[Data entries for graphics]
-.-.-
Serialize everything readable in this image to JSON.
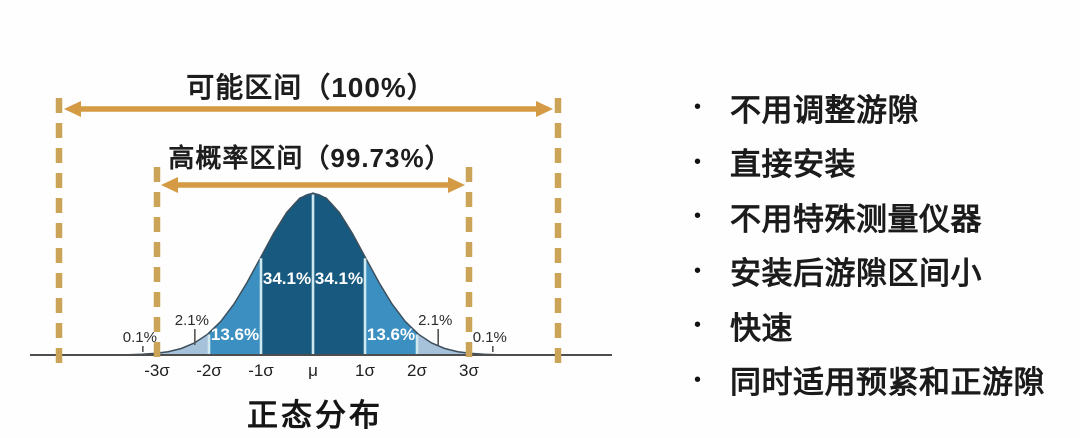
{
  "chart": {
    "title": "正态分布",
    "top_interval_label": "可能区间（100%）",
    "inner_interval_label": "高概率区间（99.73%）"
  },
  "chart_data": {
    "type": "area",
    "distribution": "normal",
    "title": "正态分布",
    "x_tick_labels": [
      "-3σ",
      "-2σ",
      "-1σ",
      "μ",
      "1σ",
      "2σ",
      "3σ"
    ],
    "x_tick_sigma": [
      -3,
      -2,
      -1,
      0,
      1,
      2,
      3
    ],
    "segments": [
      {
        "from_sigma": -4.0,
        "to_sigma": -3.0,
        "percent": 0.1,
        "label": "0.1%",
        "fill": "#b7cbdf",
        "label_placement": "callout",
        "callout_sigma": -3.33
      },
      {
        "from_sigma": -3.0,
        "to_sigma": -2.0,
        "percent": 2.1,
        "label": "2.1%",
        "fill": "#a6c1da",
        "label_placement": "callout",
        "callout_sigma": -2.33
      },
      {
        "from_sigma": -2.0,
        "to_sigma": -1.0,
        "percent": 13.6,
        "label": "13.6%",
        "fill": "#3b90c1",
        "label_placement": "inside-low"
      },
      {
        "from_sigma": -1.0,
        "to_sigma": 0.0,
        "percent": 34.1,
        "label": "34.1%",
        "fill": "#17597f",
        "label_placement": "inside-high"
      },
      {
        "from_sigma": 0.0,
        "to_sigma": 1.0,
        "percent": 34.1,
        "label": "34.1%",
        "fill": "#17597f",
        "label_placement": "inside-high"
      },
      {
        "from_sigma": 1.0,
        "to_sigma": 2.0,
        "percent": 13.6,
        "label": "13.6%",
        "fill": "#3b90c1",
        "label_placement": "inside-low"
      },
      {
        "from_sigma": 2.0,
        "to_sigma": 3.0,
        "percent": 2.1,
        "label": "2.1%",
        "fill": "#a6c1da",
        "label_placement": "callout",
        "callout_sigma": 2.35
      },
      {
        "from_sigma": 3.0,
        "to_sigma": 4.0,
        "percent": 0.1,
        "label": "0.1%",
        "fill": "#b7cbdf",
        "label_placement": "callout",
        "callout_sigma": 3.4
      }
    ],
    "annotations": [
      {
        "name": "possible-interval",
        "label": "可能区间（100%）",
        "percent": 100.0,
        "style": "outer-dashed-arrow"
      },
      {
        "name": "high-probability-interval",
        "label": "高概率区间（99.73%）",
        "percent": 99.73,
        "span_sigma": [
          -3,
          3
        ],
        "style": "inner-dashed-arrow"
      }
    ],
    "colors": {
      "annotation_arrow": "#d49a44",
      "annotation_dash": "#cba458",
      "segment_divider": "#cfe7ee",
      "axis": "#4d4d4d",
      "curve_outline": "#3d4f5c",
      "label_dark": "#2b2b2b",
      "label_light": "#ffffff"
    },
    "legend": "none",
    "grid": false
  },
  "benefits": {
    "bullet_char": "•",
    "items": [
      "不用调整游隙",
      "直接安装",
      "不用特殊测量仪器",
      "安装后游隙区间小",
      "快速",
      "同时适用预紧和正游隙"
    ]
  }
}
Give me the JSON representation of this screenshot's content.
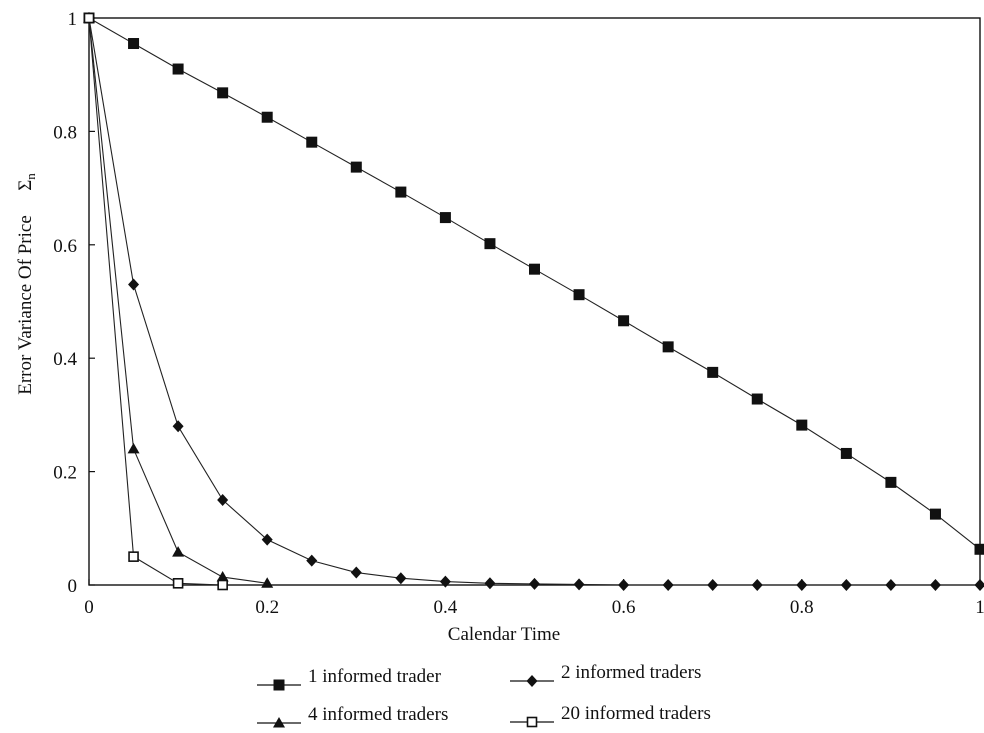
{
  "chart_data": {
    "type": "line",
    "xlabel": "Calendar Time",
    "ylabel": "Error Variance Of Price",
    "ylabel_symbol": "Σ",
    "ylabel_symbol_sub": "n",
    "xlim": [
      0,
      1
    ],
    "ylim": [
      0,
      1
    ],
    "grid": false,
    "legend_position": "bottom",
    "x_ticks": [
      0,
      0.2,
      0.4,
      0.6,
      0.8,
      1
    ],
    "x_tick_labels": [
      "0",
      "0.2",
      "0.4",
      "0.6",
      "0.8",
      "1"
    ],
    "y_ticks": [
      0,
      0.2,
      0.4,
      0.6,
      0.8,
      1
    ],
    "y_tick_labels": [
      "0",
      "0.2",
      "0.4",
      "0.6",
      "0.8",
      "1"
    ],
    "series": [
      {
        "name": "1 informed trader",
        "marker": "filled-square",
        "x": [
          0,
          0.05,
          0.1,
          0.15,
          0.2,
          0.25,
          0.3,
          0.35,
          0.4,
          0.45,
          0.5,
          0.55,
          0.6,
          0.65,
          0.7,
          0.75,
          0.8,
          0.85,
          0.9,
          0.95,
          1
        ],
        "y": [
          1,
          0.955,
          0.91,
          0.868,
          0.825,
          0.781,
          0.737,
          0.693,
          0.648,
          0.602,
          0.557,
          0.512,
          0.466,
          0.42,
          0.375,
          0.328,
          0.282,
          0.232,
          0.181,
          0.125,
          0.063
        ]
      },
      {
        "name": "2 informed traders",
        "marker": "filled-diamond",
        "x": [
          0,
          0.05,
          0.1,
          0.15,
          0.2,
          0.25,
          0.3,
          0.35,
          0.4,
          0.45,
          0.5,
          0.55,
          0.6,
          0.65,
          0.7,
          0.75,
          0.8,
          0.85,
          0.9,
          0.95,
          1
        ],
        "y": [
          1,
          0.53,
          0.28,
          0.15,
          0.08,
          0.043,
          0.022,
          0.012,
          0.006,
          0.003,
          0.002,
          0.001,
          0,
          0,
          0,
          0,
          0,
          0,
          0,
          0,
          0
        ]
      },
      {
        "name": "4 informed traders",
        "marker": "filled-triangle",
        "x": [
          0,
          0.05,
          0.1,
          0.15,
          0.2
        ],
        "y": [
          1,
          0.24,
          0.058,
          0.014,
          0.003
        ]
      },
      {
        "name": "20 informed traders",
        "marker": "open-square",
        "x": [
          0,
          0.05,
          0.1,
          0.15
        ],
        "y": [
          1,
          0.05,
          0.003,
          0
        ]
      }
    ]
  }
}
-.-.-
> **Aim**: Give back the whole listing as it stands, minus its pictures.

> **Problem solution**:
Serialize everything readable in this image to JSON.
{
  "chart": {
    "title": "正态分布",
    "top_interval_label": "可能区间（100%）",
    "inner_interval_label": "高概率区间（99.73%）"
  },
  "chart_data": {
    "type": "area",
    "distribution": "normal",
    "title": "正态分布",
    "x_tick_labels": [
      "-3σ",
      "-2σ",
      "-1σ",
      "μ",
      "1σ",
      "2σ",
      "3σ"
    ],
    "x_tick_sigma": [
      -3,
      -2,
      -1,
      0,
      1,
      2,
      3
    ],
    "segments": [
      {
        "from_sigma": -4.0,
        "to_sigma": -3.0,
        "percent": 0.1,
        "label": "0.1%",
        "fill": "#b7cbdf",
        "label_placement": "callout",
        "callout_sigma": -3.33
      },
      {
        "from_sigma": -3.0,
        "to_sigma": -2.0,
        "percent": 2.1,
        "label": "2.1%",
        "fill": "#a6c1da",
        "label_placement": "callout",
        "callout_sigma": -2.33
      },
      {
        "from_sigma": -2.0,
        "to_sigma": -1.0,
        "percent": 13.6,
        "label": "13.6%",
        "fill": "#3b90c1",
        "label_placement": "inside-low"
      },
      {
        "from_sigma": -1.0,
        "to_sigma": 0.0,
        "percent": 34.1,
        "label": "34.1%",
        "fill": "#17597f",
        "label_placement": "inside-high"
      },
      {
        "from_sigma": 0.0,
        "to_sigma": 1.0,
        "percent": 34.1,
        "label": "34.1%",
        "fill": "#17597f",
        "label_placement": "inside-high"
      },
      {
        "from_sigma": 1.0,
        "to_sigma": 2.0,
        "percent": 13.6,
        "label": "13.6%",
        "fill": "#3b90c1",
        "label_placement": "inside-low"
      },
      {
        "from_sigma": 2.0,
        "to_sigma": 3.0,
        "percent": 2.1,
        "label": "2.1%",
        "fill": "#a6c1da",
        "label_placement": "callout",
        "callout_sigma": 2.35
      },
      {
        "from_sigma": 3.0,
        "to_sigma": 4.0,
        "percent": 0.1,
        "label": "0.1%",
        "fill": "#b7cbdf",
        "label_placement": "callout",
        "callout_sigma": 3.4
      }
    ],
    "annotations": [
      {
        "name": "possible-interval",
        "label": "可能区间（100%）",
        "percent": 100.0,
        "style": "outer-dashed-arrow"
      },
      {
        "name": "high-probability-interval",
        "label": "高概率区间（99.73%）",
        "percent": 99.73,
        "span_sigma": [
          -3,
          3
        ],
        "style": "inner-dashed-arrow"
      }
    ],
    "colors": {
      "annotation_arrow": "#d49a44",
      "annotation_dash": "#cba458",
      "segment_divider": "#cfe7ee",
      "axis": "#4d4d4d",
      "curve_outline": "#3d4f5c",
      "label_dark": "#2b2b2b",
      "label_light": "#ffffff"
    },
    "legend": "none",
    "grid": false
  },
  "benefits": {
    "bullet_char": "•",
    "items": [
      "不用调整游隙",
      "直接安装",
      "不用特殊测量仪器",
      "安装后游隙区间小",
      "快速",
      "同时适用预紧和正游隙"
    ]
  }
}
Give me the JSON representation of this screenshot's content.
{
  "chart_data": {
    "type": "line",
    "xlabel": "Calendar Time",
    "ylabel": "Error Variance Of Price",
    "ylabel_symbol": "Σ",
    "ylabel_symbol_sub": "n",
    "xlim": [
      0,
      1
    ],
    "ylim": [
      0,
      1
    ],
    "grid": false,
    "legend_position": "bottom",
    "x_ticks": [
      0,
      0.2,
      0.4,
      0.6,
      0.8,
      1
    ],
    "x_tick_labels": [
      "0",
      "0.2",
      "0.4",
      "0.6",
      "0.8",
      "1"
    ],
    "y_ticks": [
      0,
      0.2,
      0.4,
      0.6,
      0.8,
      1
    ],
    "y_tick_labels": [
      "0",
      "0.2",
      "0.4",
      "0.6",
      "0.8",
      "1"
    ],
    "series": [
      {
        "name": "1 informed trader",
        "marker": "filled-square",
        "x": [
          0,
          0.05,
          0.1,
          0.15,
          0.2,
          0.25,
          0.3,
          0.35,
          0.4,
          0.45,
          0.5,
          0.55,
          0.6,
          0.65,
          0.7,
          0.75,
          0.8,
          0.85,
          0.9,
          0.95,
          1
        ],
        "y": [
          1,
          0.955,
          0.91,
          0.868,
          0.825,
          0.781,
          0.737,
          0.693,
          0.648,
          0.602,
          0.557,
          0.512,
          0.466,
          0.42,
          0.375,
          0.328,
          0.282,
          0.232,
          0.181,
          0.125,
          0.063
        ]
      },
      {
        "name": "2 informed traders",
        "marker": "filled-diamond",
        "x": [
          0,
          0.05,
          0.1,
          0.15,
          0.2,
          0.25,
          0.3,
          0.35,
          0.4,
          0.45,
          0.5,
          0.55,
          0.6,
          0.65,
          0.7,
          0.75,
          0.8,
          0.85,
          0.9,
          0.95,
          1
        ],
        "y": [
          1,
          0.53,
          0.28,
          0.15,
          0.08,
          0.043,
          0.022,
          0.012,
          0.006,
          0.003,
          0.002,
          0.001,
          0,
          0,
          0,
          0,
          0,
          0,
          0,
          0,
          0
        ]
      },
      {
        "name": "4 informed traders",
        "marker": "filled-triangle",
        "x": [
          0,
          0.05,
          0.1,
          0.15,
          0.2
        ],
        "y": [
          1,
          0.24,
          0.058,
          0.014,
          0.003
        ]
      },
      {
        "name": "20 informed traders",
        "marker": "open-square",
        "x": [
          0,
          0.05,
          0.1,
          0.15
        ],
        "y": [
          1,
          0.05,
          0.003,
          0
        ]
      }
    ]
  }
}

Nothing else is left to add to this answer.